REQUIRED TASK – Repeat the records below exactly, leaving out every picture.

RECORDS SUPPLIED –
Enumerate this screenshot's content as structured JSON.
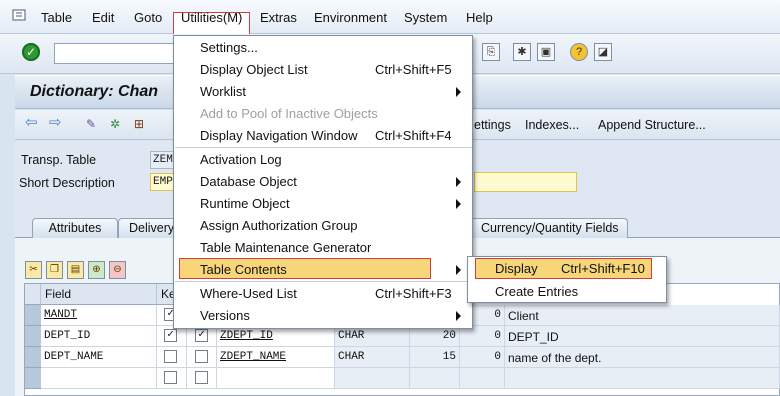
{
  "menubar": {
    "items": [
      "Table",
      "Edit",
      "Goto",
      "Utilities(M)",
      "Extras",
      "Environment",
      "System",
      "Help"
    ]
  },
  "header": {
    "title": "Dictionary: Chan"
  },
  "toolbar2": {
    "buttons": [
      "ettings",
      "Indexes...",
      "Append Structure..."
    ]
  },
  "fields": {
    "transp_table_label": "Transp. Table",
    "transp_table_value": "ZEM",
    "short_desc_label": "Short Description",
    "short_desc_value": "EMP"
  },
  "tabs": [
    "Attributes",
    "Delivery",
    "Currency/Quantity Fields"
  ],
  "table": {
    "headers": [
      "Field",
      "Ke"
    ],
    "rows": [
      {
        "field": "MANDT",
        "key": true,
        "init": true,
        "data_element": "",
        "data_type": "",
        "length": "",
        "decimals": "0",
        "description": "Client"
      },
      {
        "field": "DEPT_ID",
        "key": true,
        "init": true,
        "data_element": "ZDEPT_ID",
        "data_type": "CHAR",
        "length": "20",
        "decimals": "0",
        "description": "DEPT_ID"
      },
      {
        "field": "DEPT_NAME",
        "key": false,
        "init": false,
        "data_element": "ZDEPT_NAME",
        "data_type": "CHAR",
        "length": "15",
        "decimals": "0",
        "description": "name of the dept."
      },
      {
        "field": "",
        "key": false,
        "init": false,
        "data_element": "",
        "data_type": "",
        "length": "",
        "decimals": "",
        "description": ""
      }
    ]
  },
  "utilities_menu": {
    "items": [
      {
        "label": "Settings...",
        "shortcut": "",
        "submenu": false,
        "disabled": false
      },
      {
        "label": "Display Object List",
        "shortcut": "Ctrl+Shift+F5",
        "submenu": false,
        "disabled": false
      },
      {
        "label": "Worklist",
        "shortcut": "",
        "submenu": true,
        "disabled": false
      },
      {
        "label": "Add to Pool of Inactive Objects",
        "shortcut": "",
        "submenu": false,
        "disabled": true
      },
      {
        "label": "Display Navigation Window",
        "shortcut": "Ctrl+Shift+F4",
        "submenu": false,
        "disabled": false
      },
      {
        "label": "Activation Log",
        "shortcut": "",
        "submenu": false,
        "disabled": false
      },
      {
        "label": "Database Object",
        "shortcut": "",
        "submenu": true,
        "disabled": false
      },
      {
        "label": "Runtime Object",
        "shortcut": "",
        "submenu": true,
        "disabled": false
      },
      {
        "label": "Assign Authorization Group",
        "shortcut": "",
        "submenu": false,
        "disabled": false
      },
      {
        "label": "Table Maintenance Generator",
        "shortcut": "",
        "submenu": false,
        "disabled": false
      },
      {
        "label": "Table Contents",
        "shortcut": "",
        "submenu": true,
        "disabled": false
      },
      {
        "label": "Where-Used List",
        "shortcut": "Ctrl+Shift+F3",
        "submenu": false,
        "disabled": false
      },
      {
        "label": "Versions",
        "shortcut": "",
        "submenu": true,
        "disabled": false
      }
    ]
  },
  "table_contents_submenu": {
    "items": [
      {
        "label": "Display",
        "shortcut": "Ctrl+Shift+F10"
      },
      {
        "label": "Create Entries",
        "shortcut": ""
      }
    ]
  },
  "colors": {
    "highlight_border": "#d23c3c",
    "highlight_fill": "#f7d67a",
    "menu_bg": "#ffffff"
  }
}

RESPONSE FOR THIS EXERCISE –
Enumerate this screenshot's content as structured JSON.
{
  "menubar": {
    "items": [
      "Table",
      "Edit",
      "Goto",
      "Utilities(M)",
      "Extras",
      "Environment",
      "System",
      "Help"
    ]
  },
  "header": {
    "title": "Dictionary: Chan"
  },
  "toolbar2": {
    "buttons": [
      "ettings",
      "Indexes...",
      "Append Structure..."
    ]
  },
  "fields": {
    "transp_table_label": "Transp. Table",
    "transp_table_value": "ZEM",
    "short_desc_label": "Short Description",
    "short_desc_value": "EMP"
  },
  "tabs": [
    "Attributes",
    "Delivery",
    "Currency/Quantity Fields"
  ],
  "table": {
    "headers": [
      "Field",
      "Ke"
    ],
    "rows": [
      {
        "field": "MANDT",
        "key": true,
        "init": true,
        "data_element": "",
        "data_type": "",
        "length": "",
        "decimals": "0",
        "description": "Client"
      },
      {
        "field": "DEPT_ID",
        "key": true,
        "init": true,
        "data_element": "ZDEPT_ID",
        "data_type": "CHAR",
        "length": "20",
        "decimals": "0",
        "description": "DEPT_ID"
      },
      {
        "field": "DEPT_NAME",
        "key": false,
        "init": false,
        "data_element": "ZDEPT_NAME",
        "data_type": "CHAR",
        "length": "15",
        "decimals": "0",
        "description": "name of the dept."
      },
      {
        "field": "",
        "key": false,
        "init": false,
        "data_element": "",
        "data_type": "",
        "length": "",
        "decimals": "",
        "description": ""
      }
    ]
  },
  "utilities_menu": {
    "items": [
      {
        "label": "Settings...",
        "shortcut": "",
        "submenu": false,
        "disabled": false
      },
      {
        "label": "Display Object List",
        "shortcut": "Ctrl+Shift+F5",
        "submenu": false,
        "disabled": false
      },
      {
        "label": "Worklist",
        "shortcut": "",
        "submenu": true,
        "disabled": false
      },
      {
        "label": "Add to Pool of Inactive Objects",
        "shortcut": "",
        "submenu": false,
        "disabled": true
      },
      {
        "label": "Display Navigation Window",
        "shortcut": "Ctrl+Shift+F4",
        "submenu": false,
        "disabled": false
      },
      {
        "label": "Activation Log",
        "shortcut": "",
        "submenu": false,
        "disabled": false
      },
      {
        "label": "Database Object",
        "shortcut": "",
        "submenu": true,
        "disabled": false
      },
      {
        "label": "Runtime Object",
        "shortcut": "",
        "submenu": true,
        "disabled": false
      },
      {
        "label": "Assign Authorization Group",
        "shortcut": "",
        "submenu": false,
        "disabled": false
      },
      {
        "label": "Table Maintenance Generator",
        "shortcut": "",
        "submenu": false,
        "disabled": false
      },
      {
        "label": "Table Contents",
        "shortcut": "",
        "submenu": true,
        "disabled": false
      },
      {
        "label": "Where-Used List",
        "shortcut": "Ctrl+Shift+F3",
        "submenu": false,
        "disabled": false
      },
      {
        "label": "Versions",
        "shortcut": "",
        "submenu": true,
        "disabled": false
      }
    ]
  },
  "table_contents_submenu": {
    "items": [
      {
        "label": "Display",
        "shortcut": "Ctrl+Shift+F10"
      },
      {
        "label": "Create Entries",
        "shortcut": ""
      }
    ]
  },
  "colors": {
    "highlight_border": "#d23c3c",
    "highlight_fill": "#f7d67a",
    "menu_bg": "#ffffff"
  }
}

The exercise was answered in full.